## Aim of the task
In the copy, include every entry exactly but none of the pictures.

(Dataset records on visual material)
----
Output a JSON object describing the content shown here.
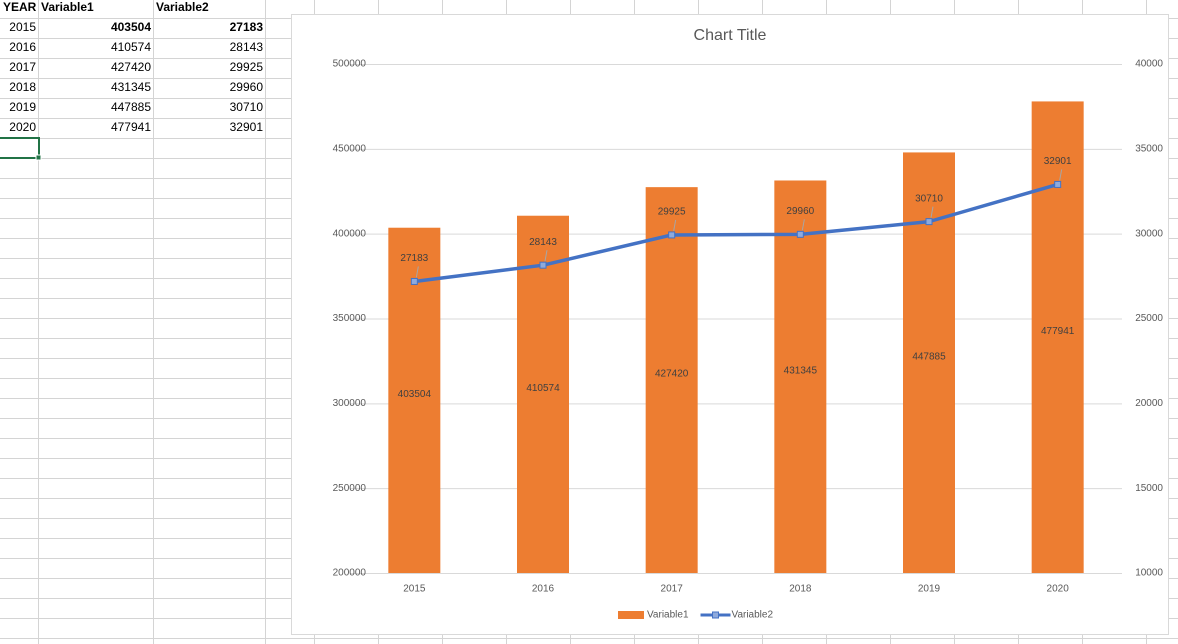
{
  "table": {
    "headers": [
      "YEAR",
      "Variable1",
      "Variable2"
    ],
    "rows": [
      [
        2015,
        403504,
        27183
      ],
      [
        2016,
        410574,
        28143
      ],
      [
        2017,
        427420,
        29925
      ],
      [
        2018,
        431345,
        29960
      ],
      [
        2019,
        447885,
        30710
      ],
      [
        2020,
        477941,
        32901
      ]
    ]
  },
  "chart_data": {
    "type": "bar",
    "title": "Chart Title",
    "categories": [
      "2015",
      "2016",
      "2017",
      "2018",
      "2019",
      "2020"
    ],
    "series": [
      {
        "name": "Variable1",
        "type": "bar",
        "color": "#ed7d31",
        "values": [
          403504,
          410574,
          427420,
          431345,
          447885,
          477941
        ]
      },
      {
        "name": "Variable2",
        "type": "line",
        "axis": "y2",
        "color": "#4472c4",
        "values": [
          27183,
          28143,
          29925,
          29960,
          30710,
          32901
        ]
      }
    ],
    "ylim": [
      200000,
      500000
    ],
    "yticks": [
      200000,
      250000,
      300000,
      350000,
      400000,
      450000,
      500000
    ],
    "y2lim": [
      10000,
      40000
    ],
    "y2ticks": [
      10000,
      15000,
      20000,
      25000,
      30000,
      35000,
      40000
    ],
    "grid": true,
    "legend": "bottom",
    "data_labels": true
  }
}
----
## Written solution
Output a JSON object describing the content shown here.
{
  "table": {
    "headers": [
      "YEAR",
      "Variable1",
      "Variable2"
    ],
    "rows": [
      [
        2015,
        403504,
        27183
      ],
      [
        2016,
        410574,
        28143
      ],
      [
        2017,
        427420,
        29925
      ],
      [
        2018,
        431345,
        29960
      ],
      [
        2019,
        447885,
        30710
      ],
      [
        2020,
        477941,
        32901
      ]
    ]
  },
  "chart_data": {
    "type": "bar",
    "title": "Chart Title",
    "categories": [
      "2015",
      "2016",
      "2017",
      "2018",
      "2019",
      "2020"
    ],
    "series": [
      {
        "name": "Variable1",
        "type": "bar",
        "color": "#ed7d31",
        "values": [
          403504,
          410574,
          427420,
          431345,
          447885,
          477941
        ]
      },
      {
        "name": "Variable2",
        "type": "line",
        "axis": "y2",
        "color": "#4472c4",
        "values": [
          27183,
          28143,
          29925,
          29960,
          30710,
          32901
        ]
      }
    ],
    "ylim": [
      200000,
      500000
    ],
    "yticks": [
      200000,
      250000,
      300000,
      350000,
      400000,
      450000,
      500000
    ],
    "y2lim": [
      10000,
      40000
    ],
    "y2ticks": [
      10000,
      15000,
      20000,
      25000,
      30000,
      35000,
      40000
    ],
    "grid": true,
    "legend": "bottom",
    "data_labels": true
  }
}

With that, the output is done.